─── RECORDS SUPPLIED ───
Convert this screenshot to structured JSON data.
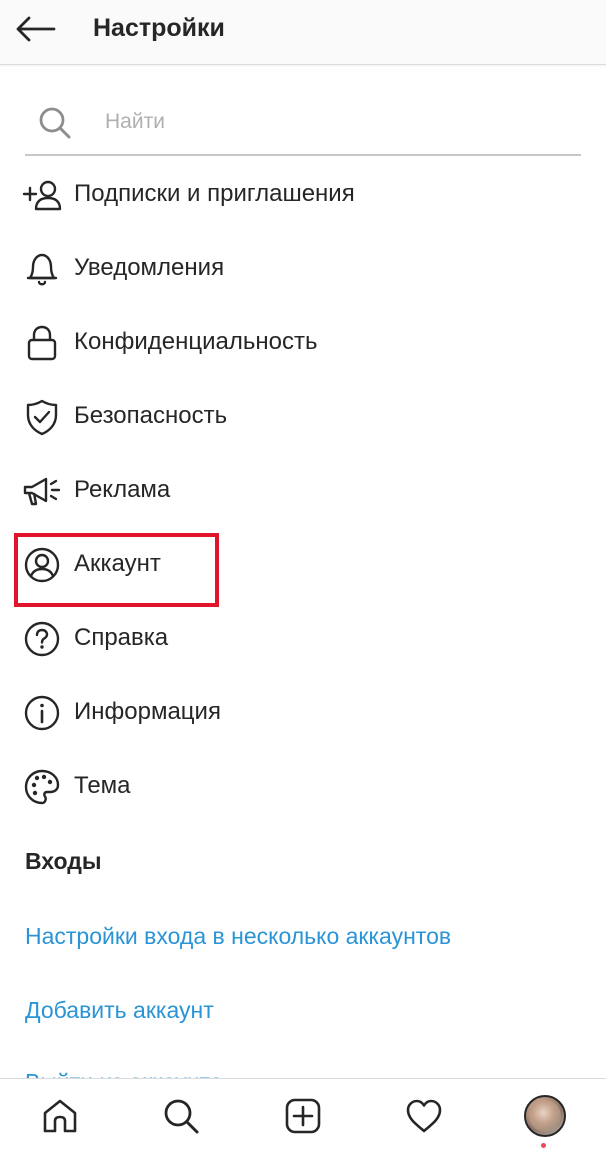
{
  "header": {
    "title": "Настройки",
    "back_icon": "arrow-left-icon"
  },
  "search": {
    "placeholder": "Найти",
    "value": "",
    "icon": "search-icon"
  },
  "menu": [
    {
      "label": "Подписки и приглашения",
      "icon": "add-person-icon"
    },
    {
      "label": "Уведомления",
      "icon": "bell-icon"
    },
    {
      "label": "Конфиденциальность",
      "icon": "lock-icon"
    },
    {
      "label": "Безопасность",
      "icon": "shield-check-icon"
    },
    {
      "label": "Реклама",
      "icon": "megaphone-icon"
    },
    {
      "label": "Аккаунт",
      "icon": "account-circle-icon"
    },
    {
      "label": "Справка",
      "icon": "help-circle-icon"
    },
    {
      "label": "Информация",
      "icon": "info-circle-icon"
    },
    {
      "label": "Тема",
      "icon": "palette-icon"
    }
  ],
  "logins": {
    "section_title": "Входы",
    "multi_account_link": "Настройки входа в несколько аккаунтов",
    "add_account_link": "Добавить аккаунт",
    "partial_link": "Выйти из аккаунта"
  },
  "bottom_nav": {
    "items": [
      "home-icon",
      "search-icon",
      "new-post-icon",
      "heart-icon",
      "profile-avatar"
    ]
  },
  "colors": {
    "link": "#2a94d6",
    "highlight": "#e0142a",
    "text": "#262626",
    "notification_dot": "#ed4956"
  }
}
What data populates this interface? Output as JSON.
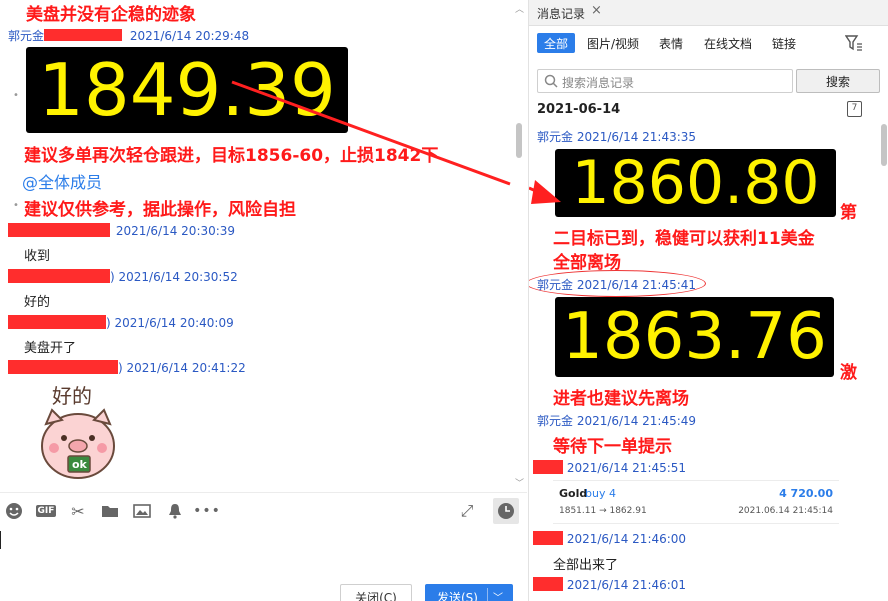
{
  "left": {
    "headline": "美盘并没有企稳的迹象",
    "sender1_name": "郭元金",
    "sender1_time": "2021/6/14 20:29:48",
    "price1": "1849.39",
    "advice_line1": "建议多单再次轻仓跟进，目标1856-60，止损1842下",
    "mention": "@全体成员",
    "advice_line2": "建议仅供参考，据此操作，风险自担",
    "msg2_time": "2021/6/14 20:30:39",
    "msg2_text": "收到",
    "msg3_time": ") 2021/6/14 20:30:52",
    "msg3_text": "好的",
    "msg4_time": ") 2021/6/14 20:40:09",
    "msg4_text": "美盘开了",
    "msg5_time": ") 2021/6/14 20:41:22",
    "sticker_text": "好的",
    "sticker_ok": "ok",
    "toolbar": {
      "emoji_icon": "smile-icon",
      "gif_label": "GIF",
      "close_label": "关闭(C)",
      "send_label": "发送(S)"
    }
  },
  "right": {
    "tab_title": "消息记录",
    "tab_close": "×",
    "categories": [
      "全部",
      "图片/视频",
      "表情",
      "在线文档",
      "链接"
    ],
    "search_placeholder": "搜索消息记录",
    "search_button": "搜索",
    "date_header": "2021-06-14",
    "calendar_day": "7",
    "m1_sender": "郭元金 2021/6/14 21:43:35",
    "price2": "1860.80",
    "m1_tail": "第",
    "m1_line2": "二目标已到，稳健可以获利11美金",
    "m1_line3": "全部离场",
    "m2_sender": "郭元金 2021/6/14 21:45:41",
    "price3": "1863.76",
    "m2_tail": "激",
    "m2_line2": "进者也建议先离场",
    "m3_sender": "郭元金 2021/6/14 21:45:49",
    "m3_text": "等待下一单提示",
    "m4_time": "2021/6/14 21:45:51",
    "card": {
      "symbol": "Gold",
      "side": "buy 4",
      "amount": "4 720.00",
      "prices": "1851.11 → 1862.91",
      "closed": "2021.06.14 21:45:14"
    },
    "m5_time": "2021/6/14 21:46:00",
    "m5_text": "全部出来了",
    "m6_time": "2021/6/14 21:46:01"
  },
  "colors": {
    "annotation_red": "#ff1a1a",
    "ticker_yellow": "#fff200",
    "link_blue": "#2b59c3",
    "accent_blue": "#2b7de9"
  }
}
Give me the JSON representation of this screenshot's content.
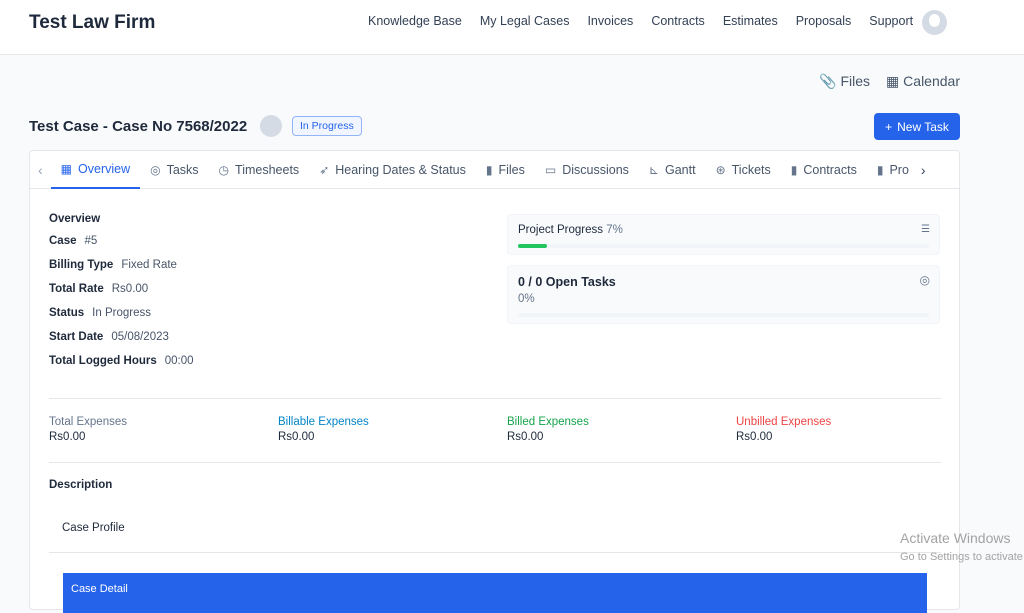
{
  "header": {
    "brand": "Test Law Firm",
    "nav": [
      "Knowledge Base",
      "My Legal Cases",
      "Invoices",
      "Contracts",
      "Estimates",
      "Proposals",
      "Support"
    ]
  },
  "toplinks": {
    "files": "Files",
    "calendar": "Calendar"
  },
  "case": {
    "title": "Test Case - Case No 7568/2022",
    "status": "In Progress",
    "new_task": "New Task"
  },
  "tabs": [
    {
      "label": "Overview",
      "icon": "grid-icon"
    },
    {
      "label": "Tasks",
      "icon": "check-circle-icon"
    },
    {
      "label": "Timesheets",
      "icon": "clock-icon"
    },
    {
      "label": "Hearing Dates & Status",
      "icon": "rocket-icon"
    },
    {
      "label": "Files",
      "icon": "file-icon"
    },
    {
      "label": "Discussions",
      "icon": "comment-icon"
    },
    {
      "label": "Gantt",
      "icon": "chart-icon"
    },
    {
      "label": "Tickets",
      "icon": "lifering-icon"
    },
    {
      "label": "Contracts",
      "icon": "contract-icon"
    },
    {
      "label": "Pro",
      "icon": "file-icon"
    }
  ],
  "overview": {
    "heading": "Overview",
    "fields": [
      {
        "label": "Case",
        "value": "#5"
      },
      {
        "label": "Billing Type",
        "value": "Fixed Rate"
      },
      {
        "label": "Total Rate",
        "value": "Rs0.00"
      },
      {
        "label": "Status",
        "value": "In Progress"
      },
      {
        "label": "Start Date",
        "value": "05/08/2023"
      },
      {
        "label": "Total Logged Hours",
        "value": "00:00"
      }
    ]
  },
  "progress": {
    "label": "Project Progress",
    "percent_text": "7%",
    "percent": 7,
    "color": "#22c55e"
  },
  "tasks": {
    "label": "0 / 0 Open Tasks",
    "percent_text": "0%",
    "percent": 0
  },
  "expenses": [
    {
      "label": "Total Expenses",
      "value": "Rs0.00",
      "color": "#64748b"
    },
    {
      "label": "Billable Expenses",
      "value": "Rs0.00",
      "color": "#0284c7"
    },
    {
      "label": "Billed Expenses",
      "value": "Rs0.00",
      "color": "#16a34a"
    },
    {
      "label": "Unbilled Expenses",
      "value": "Rs0.00",
      "color": "#ef4444"
    }
  ],
  "description": {
    "heading": "Description",
    "case_profile": "Case Profile",
    "case_detail": "Case Detail"
  },
  "watermark": {
    "title": "Activate Windows",
    "subtitle": "Go to Settings to activate Windows."
  }
}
───
### INSTRUCTIONS FOR THE TASK
Write the full listing out again with every line unchanged, but include no pictures.

### SOLUTION TO THIS EXERCISE
Convert this screenshot to structured JSON data.
{
  "header": {
    "title": "Настройки",
    "back_icon": "arrow-left-icon"
  },
  "search": {
    "placeholder": "Найти",
    "value": "",
    "icon": "search-icon"
  },
  "menu": [
    {
      "label": "Подписки и приглашения",
      "icon": "add-person-icon"
    },
    {
      "label": "Уведомления",
      "icon": "bell-icon"
    },
    {
      "label": "Конфиденциальность",
      "icon": "lock-icon"
    },
    {
      "label": "Безопасность",
      "icon": "shield-check-icon"
    },
    {
      "label": "Реклама",
      "icon": "megaphone-icon"
    },
    {
      "label": "Аккаунт",
      "icon": "account-circle-icon"
    },
    {
      "label": "Справка",
      "icon": "help-circle-icon"
    },
    {
      "label": "Информация",
      "icon": "info-circle-icon"
    },
    {
      "label": "Тема",
      "icon": "palette-icon"
    }
  ],
  "logins": {
    "section_title": "Входы",
    "multi_account_link": "Настройки входа в несколько аккаунтов",
    "add_account_link": "Добавить аккаунт",
    "partial_link": "Выйти из аккаунта"
  },
  "bottom_nav": {
    "items": [
      "home-icon",
      "search-icon",
      "new-post-icon",
      "heart-icon",
      "profile-avatar"
    ]
  },
  "colors": {
    "link": "#2a94d6",
    "highlight": "#e0142a",
    "text": "#262626",
    "notification_dot": "#ed4956"
  }
}
What data populates this interface? Output as JSON.
{
  "left": {
    "headline": "美盘并没有企稳的迹象",
    "sender1_name": "郭元金",
    "sender1_time": "2021/6/14 20:29:48",
    "price1": "1849.39",
    "advice_line1": "建议多单再次轻仓跟进，目标1856-60，止损1842下",
    "mention": "@全体成员",
    "advice_line2": "建议仅供参考，据此操作，风险自担",
    "msg2_time": "2021/6/14 20:30:39",
    "msg2_text": "收到",
    "msg3_time": ") 2021/6/14 20:30:52",
    "msg3_text": "好的",
    "msg4_time": ") 2021/6/14 20:40:09",
    "msg4_text": "美盘开了",
    "msg5_time": ") 2021/6/14 20:41:22",
    "sticker_text": "好的",
    "sticker_ok": "ok",
    "toolbar": {
      "emoji_icon": "smile-icon",
      "gif_label": "GIF",
      "close_label": "关闭(C)",
      "send_label": "发送(S)"
    }
  },
  "right": {
    "tab_title": "消息记录",
    "tab_close": "×",
    "categories": [
      "全部",
      "图片/视频",
      "表情",
      "在线文档",
      "链接"
    ],
    "search_placeholder": "搜索消息记录",
    "search_button": "搜索",
    "date_header": "2021-06-14",
    "calendar_day": "7",
    "m1_sender": "郭元金 2021/6/14 21:43:35",
    "price2": "1860.80",
    "m1_tail": "第",
    "m1_line2": "二目标已到，稳健可以获利11美金",
    "m1_line3": "全部离场",
    "m2_sender": "郭元金 2021/6/14 21:45:41",
    "price3": "1863.76",
    "m2_tail": "激",
    "m2_line2": "进者也建议先离场",
    "m3_sender": "郭元金 2021/6/14 21:45:49",
    "m3_text": "等待下一单提示",
    "m4_time": "2021/6/14 21:45:51",
    "card": {
      "symbol": "Gold",
      "side": "buy 4",
      "amount": "4 720.00",
      "prices": "1851.11 → 1862.91",
      "closed": "2021.06.14 21:45:14"
    },
    "m5_time": "2021/6/14 21:46:00",
    "m5_text": "全部出来了",
    "m6_time": "2021/6/14 21:46:01"
  },
  "colors": {
    "annotation_red": "#ff1a1a",
    "ticker_yellow": "#fff200",
    "link_blue": "#2b59c3",
    "accent_blue": "#2b7de9"
  }
}
Give me the JSON representation of this screenshot's content.
{
  "header": {
    "brand": "Test Law Firm",
    "nav": [
      "Knowledge Base",
      "My Legal Cases",
      "Invoices",
      "Contracts",
      "Estimates",
      "Proposals",
      "Support"
    ]
  },
  "toplinks": {
    "files": "Files",
    "calendar": "Calendar"
  },
  "case": {
    "title": "Test Case - Case No 7568/2022",
    "status": "In Progress",
    "new_task": "New Task"
  },
  "tabs": [
    {
      "label": "Overview",
      "icon": "grid-icon"
    },
    {
      "label": "Tasks",
      "icon": "check-circle-icon"
    },
    {
      "label": "Timesheets",
      "icon": "clock-icon"
    },
    {
      "label": "Hearing Dates & Status",
      "icon": "rocket-icon"
    },
    {
      "label": "Files",
      "icon": "file-icon"
    },
    {
      "label": "Discussions",
      "icon": "comment-icon"
    },
    {
      "label": "Gantt",
      "icon": "chart-icon"
    },
    {
      "label": "Tickets",
      "icon": "lifering-icon"
    },
    {
      "label": "Contracts",
      "icon": "contract-icon"
    },
    {
      "label": "Pro",
      "icon": "file-icon"
    }
  ],
  "overview": {
    "heading": "Overview",
    "fields": [
      {
        "label": "Case",
        "value": "#5"
      },
      {
        "label": "Billing Type",
        "value": "Fixed Rate"
      },
      {
        "label": "Total Rate",
        "value": "Rs0.00"
      },
      {
        "label": "Status",
        "value": "In Progress"
      },
      {
        "label": "Start Date",
        "value": "05/08/2023"
      },
      {
        "label": "Total Logged Hours",
        "value": "00:00"
      }
    ]
  },
  "progress": {
    "label": "Project Progress",
    "percent_text": "7%",
    "percent": 7,
    "color": "#22c55e"
  },
  "tasks": {
    "label": "0 / 0 Open Tasks",
    "percent_text": "0%",
    "percent": 0
  },
  "expenses": [
    {
      "label": "Total Expenses",
      "value": "Rs0.00",
      "color": "#64748b"
    },
    {
      "label": "Billable Expenses",
      "value": "Rs0.00",
      "color": "#0284c7"
    },
    {
      "label": "Billed Expenses",
      "value": "Rs0.00",
      "color": "#16a34a"
    },
    {
      "label": "Unbilled Expenses",
      "value": "Rs0.00",
      "color": "#ef4444"
    }
  ],
  "description": {
    "heading": "Description",
    "case_profile": "Case Profile",
    "case_detail": "Case Detail"
  },
  "watermark": {
    "title": "Activate Windows",
    "subtitle": "Go to Settings to activate Windows."
  }
}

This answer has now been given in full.